## Exercise requirements
Restate the whole listing exactly.

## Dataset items
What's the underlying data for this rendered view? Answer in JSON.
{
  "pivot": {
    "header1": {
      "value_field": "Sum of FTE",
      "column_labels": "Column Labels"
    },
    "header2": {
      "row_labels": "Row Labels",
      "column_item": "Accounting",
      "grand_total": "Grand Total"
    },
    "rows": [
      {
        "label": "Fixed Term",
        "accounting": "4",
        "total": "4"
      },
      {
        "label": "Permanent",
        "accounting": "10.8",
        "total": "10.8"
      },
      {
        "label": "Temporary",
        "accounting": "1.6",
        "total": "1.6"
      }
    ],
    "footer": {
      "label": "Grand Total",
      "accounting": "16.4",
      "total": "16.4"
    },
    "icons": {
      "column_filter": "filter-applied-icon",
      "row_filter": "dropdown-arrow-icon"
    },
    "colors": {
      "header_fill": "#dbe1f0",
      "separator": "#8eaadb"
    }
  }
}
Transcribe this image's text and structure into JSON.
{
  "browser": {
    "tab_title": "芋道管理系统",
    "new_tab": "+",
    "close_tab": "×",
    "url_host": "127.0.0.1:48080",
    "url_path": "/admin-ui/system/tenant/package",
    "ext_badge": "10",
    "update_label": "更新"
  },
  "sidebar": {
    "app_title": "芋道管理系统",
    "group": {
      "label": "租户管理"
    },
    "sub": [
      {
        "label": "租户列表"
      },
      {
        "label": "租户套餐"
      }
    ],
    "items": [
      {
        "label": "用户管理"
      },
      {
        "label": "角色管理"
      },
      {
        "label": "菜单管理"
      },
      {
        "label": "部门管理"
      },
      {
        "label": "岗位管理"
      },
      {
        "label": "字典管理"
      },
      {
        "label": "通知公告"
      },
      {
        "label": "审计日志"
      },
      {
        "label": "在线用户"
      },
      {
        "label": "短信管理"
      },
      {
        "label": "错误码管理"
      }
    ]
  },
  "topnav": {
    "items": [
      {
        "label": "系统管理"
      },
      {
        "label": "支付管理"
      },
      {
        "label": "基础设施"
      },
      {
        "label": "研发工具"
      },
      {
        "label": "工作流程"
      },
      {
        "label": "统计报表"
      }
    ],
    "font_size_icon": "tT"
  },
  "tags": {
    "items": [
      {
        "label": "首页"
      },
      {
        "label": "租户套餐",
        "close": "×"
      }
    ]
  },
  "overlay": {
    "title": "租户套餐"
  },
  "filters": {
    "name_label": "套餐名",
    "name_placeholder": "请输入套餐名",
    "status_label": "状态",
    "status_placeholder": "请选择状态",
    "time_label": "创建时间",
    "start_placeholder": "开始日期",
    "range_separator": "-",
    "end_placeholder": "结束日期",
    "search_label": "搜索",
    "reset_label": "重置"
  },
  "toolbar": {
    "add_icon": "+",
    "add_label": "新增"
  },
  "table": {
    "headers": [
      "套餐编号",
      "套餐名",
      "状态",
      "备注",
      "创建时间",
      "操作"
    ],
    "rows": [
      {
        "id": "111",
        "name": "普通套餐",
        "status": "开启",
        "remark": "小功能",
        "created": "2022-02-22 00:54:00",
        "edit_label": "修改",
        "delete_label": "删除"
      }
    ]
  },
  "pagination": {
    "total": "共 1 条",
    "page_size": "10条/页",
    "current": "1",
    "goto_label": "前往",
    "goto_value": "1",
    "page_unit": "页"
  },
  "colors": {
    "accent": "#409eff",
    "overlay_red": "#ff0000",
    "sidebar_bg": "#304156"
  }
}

## Result below
What's the underlying data for this rendered view? Answer in JSON.
{
  "pivot": {
    "header1": {
      "value_field": "Sum of FTE",
      "column_labels": "Column Labels"
    },
    "header2": {
      "row_labels": "Row Labels",
      "column_item": "Accounting",
      "grand_total": "Grand Total"
    },
    "rows": [
      {
        "label": "Fixed Term",
        "accounting": "4",
        "total": "4"
      },
      {
        "label": "Permanent",
        "accounting": "10.8",
        "total": "10.8"
      },
      {
        "label": "Temporary",
        "accounting": "1.6",
        "total": "1.6"
      }
    ],
    "footer": {
      "label": "Grand Total",
      "accounting": "16.4",
      "total": "16.4"
    },
    "icons": {
      "column_filter": "filter-applied-icon",
      "row_filter": "dropdown-arrow-icon"
    },
    "colors": {
      "header_fill": "#dbe1f0",
      "separator": "#8eaadb"
    }
  }
}
Transcribe this image's text and structure into JSON.
{
  "browser": {
    "tab_title": "芋道管理系统",
    "new_tab": "+",
    "close_tab": "×",
    "url_host": "127.0.0.1:48080",
    "url_path": "/admin-ui/system/tenant/package",
    "ext_badge": "10",
    "update_label": "更新"
  },
  "sidebar": {
    "app_title": "芋道管理系统",
    "group": {
      "label": "租户管理"
    },
    "sub": [
      {
        "label": "租户列表"
      },
      {
        "label": "租户套餐"
      }
    ],
    "items": [
      {
        "label": "用户管理"
      },
      {
        "label": "角色管理"
      },
      {
        "label": "菜单管理"
      },
      {
        "label": "部门管理"
      },
      {
        "label": "岗位管理"
      },
      {
        "label": "字典管理"
      },
      {
        "label": "通知公告"
      },
      {
        "label": "审计日志"
      },
      {
        "label": "在线用户"
      },
      {
        "label": "短信管理"
      },
      {
        "label": "错误码管理"
      }
    ]
  },
  "topnav": {
    "items": [
      {
        "label": "系统管理"
      },
      {
        "label": "支付管理"
      },
      {
        "label": "基础设施"
      },
      {
        "label": "研发工具"
      },
      {
        "label": "工作流程"
      },
      {
        "label": "统计报表"
      }
    ],
    "font_size_icon": "tT"
  },
  "tags": {
    "items": [
      {
        "label": "首页"
      },
      {
        "label": "租户套餐",
        "close": "×"
      }
    ]
  },
  "overlay": {
    "title": "租户套餐"
  },
  "filters": {
    "name_label": "套餐名",
    "name_placeholder": "请输入套餐名",
    "status_label": "状态",
    "status_placeholder": "请选择状态",
    "time_label": "创建时间",
    "start_placeholder": "开始日期",
    "range_separator": "-",
    "end_placeholder": "结束日期",
    "search_label": "搜索",
    "reset_label": "重置"
  },
  "toolbar": {
    "add_icon": "+",
    "add_label": "新增"
  },
  "table": {
    "headers": [
      "套餐编号",
      "套餐名",
      "状态",
      "备注",
      "创建时间",
      "操作"
    ],
    "rows": [
      {
        "id": "111",
        "name": "普通套餐",
        "status": "开启",
        "remark": "小功能",
        "created": "2022-02-22 00:54:00",
        "edit_label": "修改",
        "delete_label": "删除"
      }
    ]
  },
  "pagination": {
    "total": "共 1 条",
    "page_size": "10条/页",
    "current": "1",
    "goto_label": "前往",
    "goto_value": "1",
    "page_unit": "页"
  },
  "colors": {
    "accent": "#409eff",
    "overlay_red": "#ff0000",
    "sidebar_bg": "#304156"
  }
}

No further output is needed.